%%

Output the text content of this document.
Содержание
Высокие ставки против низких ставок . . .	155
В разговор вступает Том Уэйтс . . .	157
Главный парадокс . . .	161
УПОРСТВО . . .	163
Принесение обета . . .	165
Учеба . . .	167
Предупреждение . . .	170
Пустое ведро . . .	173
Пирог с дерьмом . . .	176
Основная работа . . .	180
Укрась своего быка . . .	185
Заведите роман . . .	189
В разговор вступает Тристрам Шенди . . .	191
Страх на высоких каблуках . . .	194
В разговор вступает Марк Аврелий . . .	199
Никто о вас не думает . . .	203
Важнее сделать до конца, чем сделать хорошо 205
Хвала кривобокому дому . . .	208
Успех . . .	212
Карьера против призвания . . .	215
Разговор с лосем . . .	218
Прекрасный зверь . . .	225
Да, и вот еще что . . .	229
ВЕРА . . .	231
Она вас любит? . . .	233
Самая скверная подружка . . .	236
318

%%

_Required work_
Copy out the whole listing exactly as written.

_Solution to this problem_
Output the text content of this document.
Содержание
Высокие ставки против низких ставок . . .	155
В разговор вступает Том Уэйтс . . .	157
Главный парадокс . . .	161
УПОРСТВО . . .	163
Принесение обета . . .	165
Учеба . . .	167
Предупреждение . . .	170
Пустое ведро . . .	173
Пирог с дерьмом . . .	176
Основная работа . . .	180
Укрась своего быка . . .	185
Заведите роман . . .	189
В разговор вступает Тристрам Шенди . . .	191
Страх на высоких каблуках . . .	194
В разговор вступает Марк Аврелий . . .	199
Никто о вас не думает . . .	203
Важнее сделать до конца, чем сделать хорошо 205
Хвала кривобокому дому . . .	208
Успех . . .	212
Карьера против призвания . . .	215
Разговор с лосем . . .	218
Прекрасный зверь . . .	225
Да, и вот еще что . . .	229
ВЕРА . . .	231
Она вас любит? . . .	233
Самая скверная подружка . . .	236
318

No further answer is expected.